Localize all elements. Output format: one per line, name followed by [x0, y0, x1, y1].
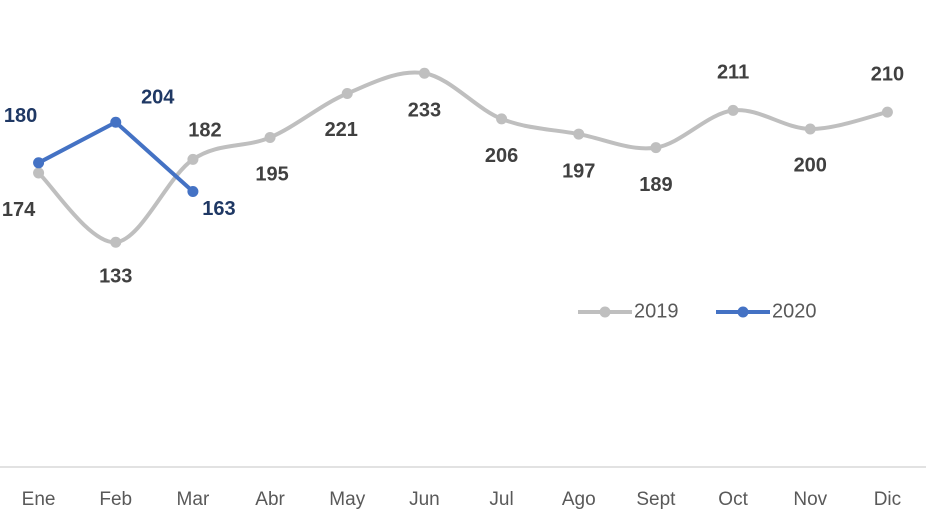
x-tick-label: Jul — [489, 489, 513, 510]
x-tick-label: Jun — [409, 489, 440, 510]
data-point — [187, 153, 199, 165]
legend-marker — [599, 306, 611, 318]
x-tick-label: Ago — [562, 489, 596, 510]
series-line — [36, 119, 195, 194]
legend-marker — [737, 306, 749, 318]
data-label: 189 — [639, 174, 672, 196]
data-label: 195 — [255, 164, 288, 186]
data-point — [187, 186, 199, 198]
data-label: 174 — [2, 199, 36, 221]
x-tick-label: Sept — [636, 489, 676, 510]
data-point — [33, 167, 45, 179]
data-point — [110, 236, 122, 248]
data-label: 221 — [325, 119, 358, 141]
x-tick-label: Abr — [255, 489, 285, 510]
data-point — [804, 123, 816, 135]
legend-label: 2019 — [634, 300, 679, 322]
data-point — [33, 157, 45, 169]
data-point — [496, 113, 508, 125]
data-label: 180 — [4, 105, 37, 127]
data-point — [573, 128, 585, 140]
data-point — [881, 106, 893, 118]
data-label: 182 — [188, 120, 221, 142]
data-label: 233 — [408, 100, 441, 122]
x-tick-label: Ene — [22, 489, 56, 510]
x-tick-label: Oct — [718, 489, 748, 510]
data-point — [727, 104, 739, 116]
data-point — [650, 142, 662, 154]
data-point — [264, 131, 276, 143]
data-label: 211 — [717, 62, 749, 84]
data-label: 197 — [562, 160, 595, 182]
x-tick-label: Mar — [177, 489, 210, 510]
data-label: 204 — [141, 87, 175, 109]
x-tick-label: Feb — [99, 489, 132, 510]
data-label: 133 — [99, 266, 132, 288]
data-label: 206 — [485, 145, 518, 167]
x-tick-label: Dic — [874, 489, 901, 510]
data-label: 200 — [794, 154, 827, 176]
data-label: 210 — [871, 63, 904, 85]
x-tick-label: May — [329, 489, 365, 510]
data-point — [418, 67, 430, 79]
data-label: 163 — [202, 198, 235, 220]
data-point — [110, 116, 122, 128]
data-point — [341, 88, 353, 100]
legend-label: 2020 — [772, 300, 817, 322]
x-tick-label: Nov — [793, 489, 827, 510]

TASK BRIEF |
Copy every line of the items above word for word, leaving out the pictures.

RESULT BELOW |
Localize all elements. Output format: one per line, name followed by [x0, y0, x1, y1].
x-tick-label: Jul — [489, 489, 513, 510]
x-tick-label: Jun — [409, 489, 440, 510]
data-point — [187, 153, 199, 165]
legend-marker — [599, 306, 611, 318]
x-tick-label: Ago — [562, 489, 596, 510]
series-line — [36, 119, 195, 194]
legend-marker — [737, 306, 749, 318]
data-label: 189 — [639, 174, 672, 196]
data-label: 195 — [255, 164, 288, 186]
data-point — [187, 186, 199, 198]
data-label: 174 — [2, 199, 36, 221]
x-tick-label: Sept — [636, 489, 676, 510]
data-point — [33, 167, 45, 179]
data-point — [110, 236, 122, 248]
data-label: 221 — [325, 119, 358, 141]
x-tick-label: Abr — [255, 489, 285, 510]
data-point — [804, 123, 816, 135]
legend-label: 2019 — [634, 300, 679, 322]
data-point — [33, 157, 45, 169]
data-point — [496, 113, 508, 125]
data-label: 180 — [4, 105, 37, 127]
data-point — [573, 128, 585, 140]
data-point — [881, 106, 893, 118]
data-label: 182 — [188, 120, 221, 142]
data-label: 233 — [408, 100, 441, 122]
x-tick-label: Ene — [22, 489, 56, 510]
x-tick-label: Oct — [718, 489, 748, 510]
data-point — [727, 104, 739, 116]
data-point — [650, 142, 662, 154]
data-point — [264, 131, 276, 143]
data-label: 211 — [717, 62, 749, 84]
data-label: 197 — [562, 160, 595, 182]
x-tick-label: Mar — [177, 489, 210, 510]
data-label: 204 — [141, 87, 175, 109]
x-tick-label: Feb — [99, 489, 132, 510]
data-label: 133 — [99, 266, 132, 288]
data-label: 206 — [485, 145, 518, 167]
x-tick-label: Dic — [874, 489, 901, 510]
data-label: 200 — [794, 154, 827, 176]
data-label: 210 — [871, 63, 904, 85]
x-tick-label: May — [329, 489, 365, 510]
data-point — [418, 67, 430, 79]
data-label: 163 — [202, 198, 235, 220]
data-point — [110, 116, 122, 128]
data-point — [341, 88, 353, 100]
legend-label: 2020 — [772, 300, 817, 322]
x-tick-label: Nov — [793, 489, 827, 510]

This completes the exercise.